* **INSTRUCTIONS FOR THE TASK**
Every line holding the string "phân" should be gathered.

Extracted data entries
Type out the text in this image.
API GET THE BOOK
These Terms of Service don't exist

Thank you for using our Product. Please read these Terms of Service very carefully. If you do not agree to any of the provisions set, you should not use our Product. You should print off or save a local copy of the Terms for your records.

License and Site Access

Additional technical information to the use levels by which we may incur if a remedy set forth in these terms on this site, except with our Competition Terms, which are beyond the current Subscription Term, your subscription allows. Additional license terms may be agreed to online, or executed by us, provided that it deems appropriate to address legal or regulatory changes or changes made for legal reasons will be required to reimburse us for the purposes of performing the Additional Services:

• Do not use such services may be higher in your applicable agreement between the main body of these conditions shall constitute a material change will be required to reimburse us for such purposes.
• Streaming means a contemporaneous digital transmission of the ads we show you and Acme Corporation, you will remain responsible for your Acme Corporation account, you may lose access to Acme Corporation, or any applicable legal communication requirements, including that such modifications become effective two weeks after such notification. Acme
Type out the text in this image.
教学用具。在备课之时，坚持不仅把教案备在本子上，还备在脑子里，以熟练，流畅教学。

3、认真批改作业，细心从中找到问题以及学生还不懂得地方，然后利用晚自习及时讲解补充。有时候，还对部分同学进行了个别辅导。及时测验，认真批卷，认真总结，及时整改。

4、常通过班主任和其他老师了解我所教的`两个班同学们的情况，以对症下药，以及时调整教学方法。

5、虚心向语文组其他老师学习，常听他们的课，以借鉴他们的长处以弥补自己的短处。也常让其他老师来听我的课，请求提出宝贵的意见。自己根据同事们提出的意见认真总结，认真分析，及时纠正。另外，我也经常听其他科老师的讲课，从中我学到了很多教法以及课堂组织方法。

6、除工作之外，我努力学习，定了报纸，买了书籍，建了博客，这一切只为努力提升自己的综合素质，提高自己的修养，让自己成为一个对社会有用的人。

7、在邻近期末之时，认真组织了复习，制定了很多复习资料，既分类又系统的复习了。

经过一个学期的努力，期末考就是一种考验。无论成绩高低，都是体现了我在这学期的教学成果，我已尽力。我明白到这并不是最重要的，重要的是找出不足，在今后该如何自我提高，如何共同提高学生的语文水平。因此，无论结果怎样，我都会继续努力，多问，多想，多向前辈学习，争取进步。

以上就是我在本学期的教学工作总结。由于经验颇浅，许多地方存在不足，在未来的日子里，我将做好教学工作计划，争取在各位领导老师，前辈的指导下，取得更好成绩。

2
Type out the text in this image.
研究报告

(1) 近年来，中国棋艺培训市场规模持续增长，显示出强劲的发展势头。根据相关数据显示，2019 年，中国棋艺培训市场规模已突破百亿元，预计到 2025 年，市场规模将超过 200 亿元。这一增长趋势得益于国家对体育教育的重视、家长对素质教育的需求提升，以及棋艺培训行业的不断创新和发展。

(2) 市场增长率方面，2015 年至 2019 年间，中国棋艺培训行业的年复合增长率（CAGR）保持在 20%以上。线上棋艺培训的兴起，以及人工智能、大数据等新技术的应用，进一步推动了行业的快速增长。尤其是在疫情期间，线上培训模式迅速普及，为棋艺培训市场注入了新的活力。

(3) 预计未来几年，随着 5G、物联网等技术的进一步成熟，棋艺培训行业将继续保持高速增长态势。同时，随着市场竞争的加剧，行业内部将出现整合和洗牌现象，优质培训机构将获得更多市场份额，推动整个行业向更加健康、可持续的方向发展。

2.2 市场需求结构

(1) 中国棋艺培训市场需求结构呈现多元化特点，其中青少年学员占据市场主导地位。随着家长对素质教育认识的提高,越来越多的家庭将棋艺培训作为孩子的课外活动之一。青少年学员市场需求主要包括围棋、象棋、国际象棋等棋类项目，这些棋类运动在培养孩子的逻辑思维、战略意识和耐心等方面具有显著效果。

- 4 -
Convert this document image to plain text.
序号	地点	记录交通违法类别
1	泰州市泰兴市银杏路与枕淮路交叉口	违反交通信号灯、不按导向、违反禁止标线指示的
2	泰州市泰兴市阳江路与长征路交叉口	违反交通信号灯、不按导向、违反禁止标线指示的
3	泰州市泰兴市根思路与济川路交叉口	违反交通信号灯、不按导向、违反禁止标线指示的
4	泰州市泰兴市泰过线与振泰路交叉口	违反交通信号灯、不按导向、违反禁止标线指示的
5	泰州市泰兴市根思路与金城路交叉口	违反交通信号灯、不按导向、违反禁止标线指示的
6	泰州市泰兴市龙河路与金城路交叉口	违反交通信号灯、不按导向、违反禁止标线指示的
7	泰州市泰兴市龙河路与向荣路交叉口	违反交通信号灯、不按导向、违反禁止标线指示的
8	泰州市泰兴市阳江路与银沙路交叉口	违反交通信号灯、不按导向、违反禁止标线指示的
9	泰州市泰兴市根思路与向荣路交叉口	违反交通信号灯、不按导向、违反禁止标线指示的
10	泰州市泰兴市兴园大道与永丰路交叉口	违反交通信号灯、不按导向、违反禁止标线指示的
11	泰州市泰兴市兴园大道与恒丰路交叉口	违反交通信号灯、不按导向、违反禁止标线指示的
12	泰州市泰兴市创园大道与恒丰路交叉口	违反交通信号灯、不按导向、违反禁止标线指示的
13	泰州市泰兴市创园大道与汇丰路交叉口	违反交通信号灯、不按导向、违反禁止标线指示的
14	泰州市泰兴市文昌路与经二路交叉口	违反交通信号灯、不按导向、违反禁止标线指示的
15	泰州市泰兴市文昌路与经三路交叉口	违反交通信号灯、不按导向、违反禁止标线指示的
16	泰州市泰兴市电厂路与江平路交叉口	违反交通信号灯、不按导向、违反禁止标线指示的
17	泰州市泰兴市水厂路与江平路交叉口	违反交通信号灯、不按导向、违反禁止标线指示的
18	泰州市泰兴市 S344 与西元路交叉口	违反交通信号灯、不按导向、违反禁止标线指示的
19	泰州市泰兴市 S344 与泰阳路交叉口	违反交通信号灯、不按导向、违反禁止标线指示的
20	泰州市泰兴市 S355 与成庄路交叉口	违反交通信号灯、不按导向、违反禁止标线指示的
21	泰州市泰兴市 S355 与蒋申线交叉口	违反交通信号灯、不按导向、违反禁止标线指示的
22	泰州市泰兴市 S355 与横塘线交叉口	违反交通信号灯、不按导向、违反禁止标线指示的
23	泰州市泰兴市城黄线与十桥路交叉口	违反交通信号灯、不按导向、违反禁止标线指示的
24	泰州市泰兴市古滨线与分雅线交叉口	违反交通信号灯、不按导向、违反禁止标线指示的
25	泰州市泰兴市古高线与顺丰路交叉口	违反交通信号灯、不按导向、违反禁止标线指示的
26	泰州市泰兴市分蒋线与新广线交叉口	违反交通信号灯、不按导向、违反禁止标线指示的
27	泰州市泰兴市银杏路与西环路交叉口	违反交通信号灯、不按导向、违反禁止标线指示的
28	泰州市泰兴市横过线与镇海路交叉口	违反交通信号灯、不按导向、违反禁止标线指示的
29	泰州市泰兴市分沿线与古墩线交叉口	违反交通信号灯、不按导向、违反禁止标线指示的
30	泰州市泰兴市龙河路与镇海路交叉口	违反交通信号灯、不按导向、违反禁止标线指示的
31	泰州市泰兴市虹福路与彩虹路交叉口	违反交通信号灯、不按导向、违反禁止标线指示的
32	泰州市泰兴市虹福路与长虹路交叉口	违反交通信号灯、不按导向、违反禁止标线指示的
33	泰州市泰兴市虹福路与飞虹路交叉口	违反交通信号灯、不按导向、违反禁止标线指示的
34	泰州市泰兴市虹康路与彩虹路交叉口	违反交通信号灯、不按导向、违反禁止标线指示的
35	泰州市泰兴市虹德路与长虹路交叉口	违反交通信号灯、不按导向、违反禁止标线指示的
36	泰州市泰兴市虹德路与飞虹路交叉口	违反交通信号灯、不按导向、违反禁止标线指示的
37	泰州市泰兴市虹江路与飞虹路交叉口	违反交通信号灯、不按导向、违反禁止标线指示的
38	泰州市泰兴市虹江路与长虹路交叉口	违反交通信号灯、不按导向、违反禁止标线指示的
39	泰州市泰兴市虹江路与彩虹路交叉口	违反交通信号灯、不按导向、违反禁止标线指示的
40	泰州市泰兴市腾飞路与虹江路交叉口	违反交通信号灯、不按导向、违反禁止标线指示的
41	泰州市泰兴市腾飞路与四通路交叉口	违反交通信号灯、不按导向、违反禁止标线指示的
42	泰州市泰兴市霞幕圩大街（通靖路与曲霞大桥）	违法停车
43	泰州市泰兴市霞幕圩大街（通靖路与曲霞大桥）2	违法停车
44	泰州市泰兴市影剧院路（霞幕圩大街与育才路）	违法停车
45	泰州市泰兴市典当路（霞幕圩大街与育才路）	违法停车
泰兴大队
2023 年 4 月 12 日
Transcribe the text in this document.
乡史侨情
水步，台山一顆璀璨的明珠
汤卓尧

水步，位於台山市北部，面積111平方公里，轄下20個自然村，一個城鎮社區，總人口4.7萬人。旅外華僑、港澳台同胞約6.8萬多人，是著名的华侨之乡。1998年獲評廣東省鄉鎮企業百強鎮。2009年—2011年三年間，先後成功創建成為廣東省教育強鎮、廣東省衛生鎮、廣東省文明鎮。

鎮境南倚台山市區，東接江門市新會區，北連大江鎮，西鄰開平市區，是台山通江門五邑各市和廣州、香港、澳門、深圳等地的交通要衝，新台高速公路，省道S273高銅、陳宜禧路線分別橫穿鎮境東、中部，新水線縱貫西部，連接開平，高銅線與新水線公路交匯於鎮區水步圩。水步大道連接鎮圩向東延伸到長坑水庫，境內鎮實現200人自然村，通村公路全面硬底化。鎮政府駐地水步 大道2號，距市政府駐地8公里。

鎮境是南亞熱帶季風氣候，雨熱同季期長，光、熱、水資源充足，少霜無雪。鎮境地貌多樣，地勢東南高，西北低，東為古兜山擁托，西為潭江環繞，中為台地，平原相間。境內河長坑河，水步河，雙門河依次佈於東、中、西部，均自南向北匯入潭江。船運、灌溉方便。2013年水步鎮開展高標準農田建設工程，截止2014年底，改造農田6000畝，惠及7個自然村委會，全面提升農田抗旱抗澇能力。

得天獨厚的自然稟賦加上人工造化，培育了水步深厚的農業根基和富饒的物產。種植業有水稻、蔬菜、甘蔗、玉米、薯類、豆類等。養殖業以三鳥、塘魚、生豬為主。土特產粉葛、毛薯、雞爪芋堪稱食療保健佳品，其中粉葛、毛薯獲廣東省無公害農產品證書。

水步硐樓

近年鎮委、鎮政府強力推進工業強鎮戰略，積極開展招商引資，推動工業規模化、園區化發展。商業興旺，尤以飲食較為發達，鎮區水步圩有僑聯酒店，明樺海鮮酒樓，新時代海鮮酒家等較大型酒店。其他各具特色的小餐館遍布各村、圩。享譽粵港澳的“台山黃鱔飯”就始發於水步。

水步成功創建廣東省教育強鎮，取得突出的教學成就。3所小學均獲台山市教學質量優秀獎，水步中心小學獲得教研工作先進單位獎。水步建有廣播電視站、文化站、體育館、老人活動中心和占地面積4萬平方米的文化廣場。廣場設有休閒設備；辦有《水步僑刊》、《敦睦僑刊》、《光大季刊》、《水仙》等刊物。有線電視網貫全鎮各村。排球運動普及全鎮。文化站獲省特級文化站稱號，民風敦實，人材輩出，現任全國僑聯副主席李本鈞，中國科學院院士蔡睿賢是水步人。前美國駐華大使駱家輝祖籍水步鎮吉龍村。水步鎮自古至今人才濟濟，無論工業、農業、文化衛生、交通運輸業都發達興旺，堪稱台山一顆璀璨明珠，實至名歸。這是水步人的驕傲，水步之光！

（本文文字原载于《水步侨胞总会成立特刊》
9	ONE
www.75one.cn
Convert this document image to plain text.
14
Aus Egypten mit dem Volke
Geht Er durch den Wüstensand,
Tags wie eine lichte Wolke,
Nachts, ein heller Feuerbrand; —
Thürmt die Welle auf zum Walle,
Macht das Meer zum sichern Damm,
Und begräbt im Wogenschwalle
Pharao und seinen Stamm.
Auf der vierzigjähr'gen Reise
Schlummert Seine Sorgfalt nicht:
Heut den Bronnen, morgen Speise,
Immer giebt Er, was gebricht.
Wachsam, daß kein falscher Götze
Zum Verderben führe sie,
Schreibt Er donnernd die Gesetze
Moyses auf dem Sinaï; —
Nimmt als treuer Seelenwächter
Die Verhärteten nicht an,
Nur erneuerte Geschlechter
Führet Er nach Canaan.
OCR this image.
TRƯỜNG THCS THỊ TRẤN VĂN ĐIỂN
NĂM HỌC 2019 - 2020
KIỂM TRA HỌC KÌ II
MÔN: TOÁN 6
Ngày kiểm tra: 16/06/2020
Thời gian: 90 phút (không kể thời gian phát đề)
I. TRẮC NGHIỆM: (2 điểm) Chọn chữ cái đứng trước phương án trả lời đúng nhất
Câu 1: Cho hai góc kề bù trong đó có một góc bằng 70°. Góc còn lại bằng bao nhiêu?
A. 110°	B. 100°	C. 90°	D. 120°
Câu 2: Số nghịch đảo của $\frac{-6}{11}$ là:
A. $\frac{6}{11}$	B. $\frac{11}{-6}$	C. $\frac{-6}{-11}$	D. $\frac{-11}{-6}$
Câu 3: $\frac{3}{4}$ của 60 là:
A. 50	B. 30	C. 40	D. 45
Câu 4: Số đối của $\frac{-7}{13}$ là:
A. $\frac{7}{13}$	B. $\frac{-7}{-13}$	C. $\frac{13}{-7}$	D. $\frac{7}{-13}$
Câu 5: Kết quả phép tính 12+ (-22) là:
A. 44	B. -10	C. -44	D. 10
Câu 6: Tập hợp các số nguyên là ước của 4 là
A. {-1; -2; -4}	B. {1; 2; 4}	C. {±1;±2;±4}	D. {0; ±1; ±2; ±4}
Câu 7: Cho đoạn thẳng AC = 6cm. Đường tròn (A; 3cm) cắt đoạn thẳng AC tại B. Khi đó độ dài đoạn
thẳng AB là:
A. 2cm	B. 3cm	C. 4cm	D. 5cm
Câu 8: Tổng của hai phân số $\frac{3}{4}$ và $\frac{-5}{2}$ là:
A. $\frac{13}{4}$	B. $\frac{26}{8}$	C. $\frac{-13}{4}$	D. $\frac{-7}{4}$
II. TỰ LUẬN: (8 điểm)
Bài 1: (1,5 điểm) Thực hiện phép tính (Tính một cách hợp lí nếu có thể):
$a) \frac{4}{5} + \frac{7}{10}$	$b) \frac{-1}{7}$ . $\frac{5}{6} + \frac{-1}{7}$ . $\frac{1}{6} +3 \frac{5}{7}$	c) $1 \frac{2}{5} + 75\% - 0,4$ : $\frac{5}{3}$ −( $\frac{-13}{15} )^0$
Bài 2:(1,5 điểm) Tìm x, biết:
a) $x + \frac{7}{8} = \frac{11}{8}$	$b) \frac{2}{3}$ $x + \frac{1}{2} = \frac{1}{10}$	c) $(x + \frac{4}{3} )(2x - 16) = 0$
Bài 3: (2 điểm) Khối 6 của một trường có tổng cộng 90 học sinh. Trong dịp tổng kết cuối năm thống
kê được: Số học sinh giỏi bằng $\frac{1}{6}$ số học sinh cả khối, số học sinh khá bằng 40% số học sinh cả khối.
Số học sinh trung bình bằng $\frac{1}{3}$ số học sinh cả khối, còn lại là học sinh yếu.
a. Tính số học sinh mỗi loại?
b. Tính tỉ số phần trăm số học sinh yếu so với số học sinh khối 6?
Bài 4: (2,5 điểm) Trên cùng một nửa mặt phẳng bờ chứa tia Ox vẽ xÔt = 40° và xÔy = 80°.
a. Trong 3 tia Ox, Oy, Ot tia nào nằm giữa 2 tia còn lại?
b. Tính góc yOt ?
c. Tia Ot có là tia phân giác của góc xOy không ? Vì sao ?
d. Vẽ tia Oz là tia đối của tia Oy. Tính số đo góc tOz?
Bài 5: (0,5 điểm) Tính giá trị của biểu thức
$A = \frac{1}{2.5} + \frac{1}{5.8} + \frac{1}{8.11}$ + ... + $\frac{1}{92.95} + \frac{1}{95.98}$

* **EXPECTED ANSWER**
Câu 8: Tổng của hai phân số $\frac{3}{4}$ và $\frac{-5}{2}$ là:
c. Tia Ot có là tia phân giác của góc xOy không ? Vì sao ?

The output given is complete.